# TASK TO CARRY OUT
Out of all the lines below, count those with the word "name". Give the number only.
━━━━━━━━━━━━━━━━━━━━━━━━━━━━━━
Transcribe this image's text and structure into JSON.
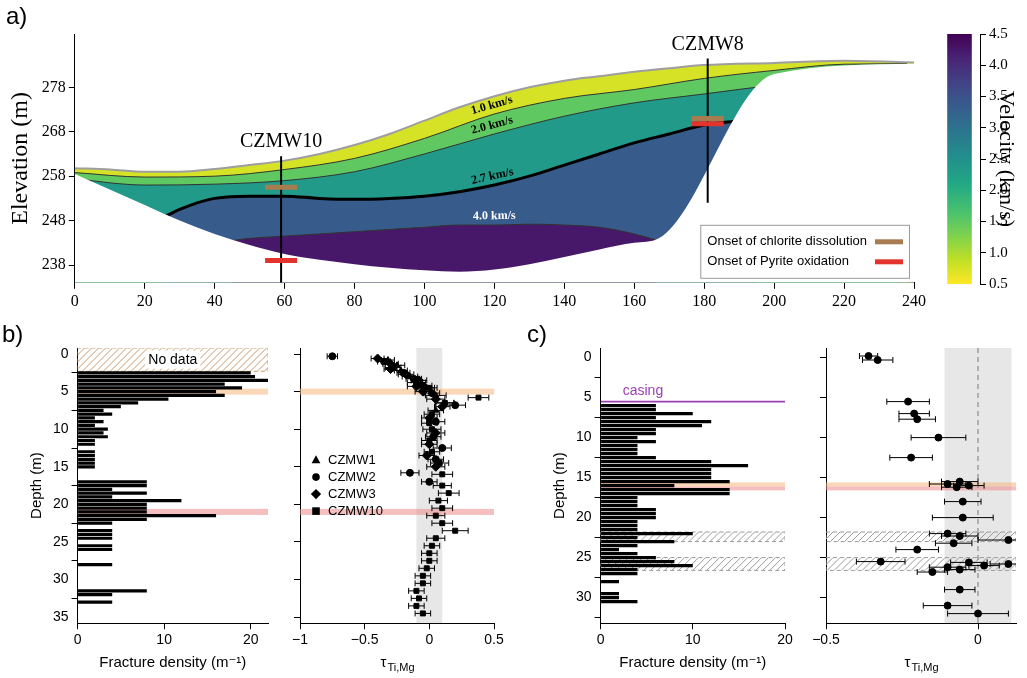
{
  "chart_data": [
    {
      "panel_label": "a)",
      "type": "velocity_section",
      "ylabel": "Elevation (m)",
      "xlim": [
        0,
        240
      ],
      "xticks": [
        0,
        20,
        40,
        60,
        80,
        100,
        120,
        140,
        160,
        180,
        200,
        220,
        240
      ],
      "ylim": [
        234,
        290
      ],
      "yticks": [
        238,
        248,
        258,
        268,
        278
      ],
      "grid": false,
      "surface": {
        "x": [
          0,
          10,
          20,
          30,
          40,
          50,
          60,
          70,
          80,
          90,
          100,
          110,
          120,
          130,
          140,
          150,
          160,
          170,
          180,
          200,
          220,
          240
        ],
        "y": [
          259.8,
          259.5,
          259.0,
          259.0,
          259.6,
          260.5,
          261.5,
          263.0,
          265.0,
          267.5,
          270.5,
          273.5,
          276.0,
          278.0,
          279.5,
          280.5,
          281.5,
          282.3,
          283.0,
          283.5,
          284.0,
          283.6
        ]
      },
      "base": {
        "x": [
          0,
          10,
          20,
          30,
          40,
          50,
          60,
          70,
          80,
          90,
          100,
          110,
          120,
          130,
          140,
          150,
          160,
          167,
          200,
          240
        ],
        "y": [
          258.5,
          255.0,
          251.5,
          248.0,
          245.0,
          242.5,
          240.5,
          239.2,
          238.2,
          237.4,
          236.8,
          236.5,
          237.0,
          238.2,
          239.8,
          241.5,
          243.0,
          244.0,
          281.0,
          283.3
        ]
      },
      "contours": [
        {
          "level": 1.0,
          "label": "1.0 km/s",
          "line_style": "thin",
          "x": [
            0,
            20,
            40,
            60,
            80,
            100,
            120,
            140,
            160,
            180,
            200,
            220,
            238
          ],
          "y": [
            258.8,
            257.8,
            258.0,
            259.5,
            262.0,
            266.5,
            272.0,
            275.5,
            277.5,
            280.0,
            281.8,
            283.2,
            283.3
          ]
        },
        {
          "level": 2.0,
          "label": "2.0 km/s",
          "line_style": "thin",
          "x": [
            0,
            10,
            20,
            40,
            60,
            80,
            100,
            120,
            140,
            160,
            180,
            200,
            220,
            238
          ],
          "y": [
            257.5,
            256.5,
            256.0,
            256.2,
            257.0,
            259.0,
            263.0,
            267.5,
            271.5,
            274.5,
            276.5,
            278.5,
            280.0,
            281.5
          ]
        },
        {
          "level": 2.7,
          "label": "2.7 km/s",
          "line_style": "thick",
          "x": [
            26,
            30,
            35,
            40,
            50,
            60,
            70,
            80,
            90,
            100,
            110,
            120,
            130,
            140,
            150,
            160,
            170,
            180,
            190,
            195
          ],
          "y": [
            249.0,
            250.5,
            252.0,
            253.0,
            253.5,
            253.5,
            253.0,
            252.8,
            253.0,
            253.5,
            254.5,
            256.0,
            258.0,
            260.5,
            263.0,
            265.5,
            267.5,
            269.5,
            270.5,
            271.0
          ]
        },
        {
          "level": 4.0,
          "label": "4.0 km/s",
          "line_style": "thin",
          "x": [
            45,
            50,
            60,
            70,
            80,
            90,
            100,
            110,
            120,
            130,
            140,
            150,
            160,
            166
          ],
          "y": [
            243.5,
            244.0,
            244.5,
            245.0,
            245.5,
            246.0,
            246.5,
            247.0,
            247.0,
            247.2,
            247.0,
            246.5,
            245.0,
            243.7
          ]
        }
      ],
      "wells": [
        {
          "name": "CZMW10",
          "x": [
            59,
            59
          ],
          "y": [
            262.5,
            234
          ]
        },
        {
          "name": "CZMW8",
          "x": [
            181,
            181
          ],
          "y": [
            284.5,
            252
          ]
        }
      ],
      "series": [
        {
          "name": "Onset of chlorite dissolution",
          "color": "#a97c50",
          "marker": "line",
          "x": [
            59,
            181
          ],
          "y": [
            255.5,
            271.0
          ]
        },
        {
          "name": "Onset of Pyrite oxidation",
          "color": "#e2342c",
          "marker": "line",
          "x": [
            59,
            181
          ],
          "y": [
            239.0,
            269.8
          ]
        }
      ],
      "legend": "lower right",
      "colorbar": {
        "label": "Velocity (km/s)",
        "range": [
          0.5,
          4.5
        ],
        "ticks": [
          0.5,
          {
            "value": 1,
            "label": "1.0"
          },
          1.5,
          {
            "value": 2,
            "label": "2.0"
          },
          2.5,
          {
            "value": 3,
            "label": "3.0"
          },
          3.5,
          {
            "value": 4,
            "label": "4.0"
          },
          4.5
        ]
      }
    },
    {
      "panel_label": "b)",
      "type": "bar",
      "orientation": "horizontal",
      "xlabel": "Fracture density (m⁻¹)",
      "ylabel": "Depth (m)",
      "xlim": [
        0,
        22
      ],
      "xticks": [
        0,
        10,
        20
      ],
      "ylim": [
        35.8,
        -0.8
      ],
      "yticks": [
        0,
        5,
        10,
        15,
        20,
        25,
        30,
        35
      ],
      "grid": false,
      "color": "#000000",
      "depth": [
        2.5,
        3,
        3.5,
        4,
        4.5,
        5,
        5.5,
        6,
        6.5,
        7,
        7.5,
        8,
        8.5,
        9,
        9.5,
        10,
        10.5,
        11,
        11.5,
        12,
        13,
        13.5,
        14,
        14.5,
        15,
        17,
        17.5,
        18,
        18.5,
        19,
        19.5,
        20,
        20.5,
        21,
        21.5,
        22,
        22.5,
        23.5,
        24,
        24.5,
        25.5,
        26,
        28,
        31.5,
        32,
        33
      ],
      "values": [
        20,
        20.5,
        22,
        17,
        19,
        16,
        17,
        10.5,
        7,
        5,
        3,
        4,
        2,
        3,
        2,
        3.5,
        3,
        3.5,
        2,
        2,
        2,
        2,
        2,
        2,
        2,
        8,
        8,
        4,
        8,
        4,
        12,
        8,
        8,
        8,
        16,
        8,
        4,
        4,
        4,
        4,
        4,
        4,
        4,
        8,
        4,
        4
      ],
      "hatched_bands": [
        {
          "axis": "y",
          "from": -0.8,
          "to": 2.3,
          "label": "No data",
          "color": "#c49a6c"
        }
      ],
      "bands": [
        {
          "axis": "y",
          "from": 4.6,
          "to": 5.4,
          "color": "#f5b77a"
        },
        {
          "axis": "y",
          "from": 20.6,
          "to": 21.4,
          "color": "#ee8a8a"
        }
      ]
    },
    {
      "type": "scatter",
      "xlabel": {
        "text": "τ",
        "subscript": "Ti,Mg"
      },
      "xlim": [
        -1,
        0.5
      ],
      "xticks": [
        {
          "value": -1,
          "label": "−1"
        },
        {
          "value": -0.5,
          "label": "−0.5"
        },
        0,
        0.5
      ],
      "ylim": [
        35.8,
        -0.8
      ],
      "yticks": [
        0,
        5,
        10,
        15,
        20,
        25,
        30,
        35
      ],
      "grid": false,
      "tick_labels": "x",
      "legend": "middle left",
      "bands": [
        {
          "axis": "x",
          "from": -0.1,
          "to": 0.1,
          "color": "#d4d4d4"
        },
        {
          "axis": "y",
          "from": 4.6,
          "to": 5.4,
          "color": "#f5b77a"
        },
        {
          "axis": "y",
          "from": 20.6,
          "to": 21.4,
          "color": "#ee8a8a"
        }
      ],
      "series": [
        {
          "name": "CZMW1",
          "marker": "triangle",
          "color": "#000000",
          "y": [
            0.8,
            1.5,
            2.2,
            3.0,
            3.8,
            4.5,
            5.5,
            6.5,
            7.5
          ],
          "x": [
            -0.32,
            -0.25,
            -0.22,
            -0.15,
            -0.1,
            -0.02,
            0.05,
            0.12,
            0.05
          ],
          "xerr": [
            0.05,
            0.06,
            0.05,
            0.06,
            0.07,
            0.06,
            0.08,
            0.07,
            0.06
          ]
        },
        {
          "name": "CZMW2",
          "marker": "circle",
          "color": "#000000",
          "y": [
            0.3,
            1.0,
            1.8,
            2.5,
            3.3,
            4.2,
            5.2,
            6.8,
            9.0,
            11.0,
            12.5,
            14.0,
            15.8,
            17.0
          ],
          "x": [
            -0.75,
            -0.35,
            -0.28,
            -0.2,
            -0.12,
            -0.05,
            0.02,
            0.2,
            0.05,
            0.03,
            0.1,
            0.05,
            -0.15,
            0.0
          ],
          "xerr": [
            0.04,
            0.05,
            0.06,
            0.05,
            0.06,
            0.07,
            0.06,
            0.08,
            0.07,
            0.06,
            0.07,
            0.06,
            0.07,
            0.06
          ]
        },
        {
          "name": "CZMW3",
          "marker": "diamond",
          "color": "#000000",
          "y": [
            0.6,
            1.3,
            2.0,
            2.7,
            3.5,
            4.3,
            5.0,
            6.0,
            7.0,
            8.5,
            10.5,
            12.0,
            13.5,
            15.0
          ],
          "x": [
            -0.4,
            -0.3,
            -0.3,
            -0.18,
            -0.08,
            -0.1,
            -0.05,
            0.05,
            0.1,
            0.0,
            0.05,
            0.0,
            -0.02,
            0.05
          ],
          "xerr": [
            0.05,
            0.06,
            0.05,
            0.06,
            0.06,
            0.07,
            0.06,
            0.07,
            0.06,
            0.06,
            0.07,
            0.06,
            0.06,
            0.07
          ]
        },
        {
          "name": "CZMW10",
          "marker": "square",
          "color": "#000000",
          "y": [
            4.5,
            5.8,
            6.5,
            8.0,
            9.2,
            10.0,
            11.5,
            13.0,
            14.5,
            16.0,
            17.5,
            18.5,
            19.5,
            20.5,
            21.5,
            22.5,
            23.5,
            24.5,
            25.5,
            26.5,
            27.5,
            28.5,
            29.5,
            30.5,
            31.5,
            32.5,
            33.5,
            34.5
          ],
          "x": [
            0.0,
            0.38,
            0.12,
            0.02,
            0.0,
            0.02,
            0.0,
            0.02,
            0.08,
            0.1,
            0.1,
            0.15,
            0.07,
            0.1,
            0.05,
            0.1,
            0.2,
            0.05,
            0.02,
            0.0,
            0.0,
            -0.02,
            -0.05,
            -0.05,
            -0.1,
            -0.08,
            -0.1,
            -0.05
          ],
          "xerr": [
            0.06,
            0.08,
            0.07,
            0.06,
            0.06,
            0.07,
            0.06,
            0.06,
            0.07,
            0.08,
            0.07,
            0.08,
            0.07,
            0.08,
            0.07,
            0.08,
            0.1,
            0.07,
            0.06,
            0.06,
            0.06,
            0.06,
            0.06,
            0.06,
            0.06,
            0.06,
            0.06,
            0.06
          ]
        }
      ]
    },
    {
      "panel_label": "c)",
      "type": "bar",
      "orientation": "horizontal",
      "xlabel": "Fracture density (m⁻¹)",
      "ylabel": "Depth (m)",
      "xlim": [
        0,
        20
      ],
      "xticks": [
        0,
        10,
        20
      ],
      "ylim": [
        33.2,
        -1.2
      ],
      "yticks": [
        0,
        5,
        10,
        15,
        20,
        25,
        30
      ],
      "grid": false,
      "color": "#000000",
      "depth": [
        6,
        6.5,
        7,
        7.5,
        8,
        8.5,
        9,
        9.5,
        10,
        10.5,
        11,
        11.5,
        12,
        12.5,
        13,
        13.5,
        14,
        14.5,
        15,
        15.5,
        16,
        16.5,
        17,
        17.5,
        18,
        18.5,
        19,
        19.5,
        20,
        20.5,
        21,
        21.5,
        22,
        22.5,
        23,
        23.5,
        24,
        24.5,
        25,
        25.5,
        26,
        26.5,
        27,
        28,
        29.5,
        30,
        30.5
      ],
      "values": [
        6,
        6,
        10,
        6,
        12,
        11,
        6,
        6,
        4,
        6,
        4,
        4,
        4,
        6,
        12,
        16,
        12,
        12,
        12,
        14,
        8,
        14,
        14,
        4,
        4,
        4,
        6,
        6,
        6,
        4,
        4,
        4,
        10,
        4,
        8,
        4,
        2,
        4,
        6,
        8,
        10,
        4,
        4,
        2,
        2,
        2,
        4
      ],
      "lines": [
        {
          "axis": "y",
          "value": 5.5,
          "label": "casing",
          "color": "#9b3fb5",
          "line_style": "solid"
        }
      ],
      "hatched_bands": [
        {
          "axis": "y",
          "from": 21.8,
          "to": 23.0,
          "color": "#9a9a9a"
        },
        {
          "axis": "y",
          "from": 25.0,
          "to": 26.6,
          "color": "#9a9a9a"
        }
      ],
      "bands": [
        {
          "axis": "y",
          "from": 15.6,
          "to": 16.1,
          "color": "#f5b77a"
        },
        {
          "axis": "y",
          "from": 16.1,
          "to": 16.6,
          "color": "#ee8a8a"
        }
      ]
    },
    {
      "type": "scatter",
      "xlabel": {
        "text": "τ",
        "subscript": "Ti,Mg"
      },
      "xlim": [
        -0.5,
        0.125
      ],
      "xticks": [
        {
          "value": -0.5,
          "label": "−0.5"
        },
        0
      ],
      "ylim": [
        33.2,
        -1.2
      ],
      "yticks": [
        0,
        5,
        10,
        15,
        20,
        25,
        30
      ],
      "grid": false,
      "tick_labels": "x",
      "lines": [
        {
          "axis": "x",
          "value": 0,
          "color": "#8a8a8a",
          "line_style": "dashed"
        }
      ],
      "hatched_bands": [
        {
          "axis": "y",
          "from": 21.8,
          "to": 23.0,
          "color": "#9a9a9a"
        },
        {
          "axis": "y",
          "from": 25.0,
          "to": 26.6,
          "color": "#9a9a9a"
        }
      ],
      "bands": [
        {
          "axis": "x",
          "from": -0.11,
          "to": 0.11,
          "color": "#d4d4d4"
        },
        {
          "axis": "y",
          "from": 15.6,
          "to": 16.1,
          "color": "#f5b77a"
        },
        {
          "axis": "y",
          "from": 16.1,
          "to": 16.6,
          "color": "#ee8a8a"
        }
      ],
      "series": [
        {
          "marker": "circle",
          "color": "#000000",
          "y": [
            -0.2,
            0.3,
            5.5,
            7.0,
            7.7,
            10.0,
            12.5,
            15.5,
            15.8,
            16.0,
            16.2,
            18.0,
            20.0,
            22.0,
            22.3,
            22.8,
            23.2,
            24.0,
            25.5,
            25.6,
            25.8,
            26.0,
            26.2,
            26.5,
            26.8,
            29.0,
            31.0,
            32.0
          ],
          "x": [
            -0.36,
            -0.33,
            -0.23,
            -0.21,
            -0.2,
            -0.13,
            -0.22,
            -0.06,
            -0.1,
            -0.03,
            -0.07,
            -0.05,
            -0.05,
            -0.1,
            -0.06,
            0.1,
            -0.08,
            -0.2,
            -0.32,
            -0.03,
            0.1,
            0.02,
            -0.1,
            -0.06,
            -0.15,
            -0.06,
            -0.1,
            0.0
          ],
          "xerr": [
            0.03,
            0.05,
            0.07,
            0.05,
            0.06,
            0.09,
            0.07,
            0.06,
            0.06,
            0.05,
            0.05,
            0.06,
            0.1,
            0.06,
            0.06,
            0.1,
            0.06,
            0.07,
            0.08,
            0.06,
            0.06,
            0.05,
            0.06,
            0.05,
            0.05,
            0.05,
            0.08,
            0.1
          ]
        }
      ]
    }
  ]
}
━━━━━━━━━━━━━━━━━━━━━━━━━━━━━━
# EXERCISE RESULT
8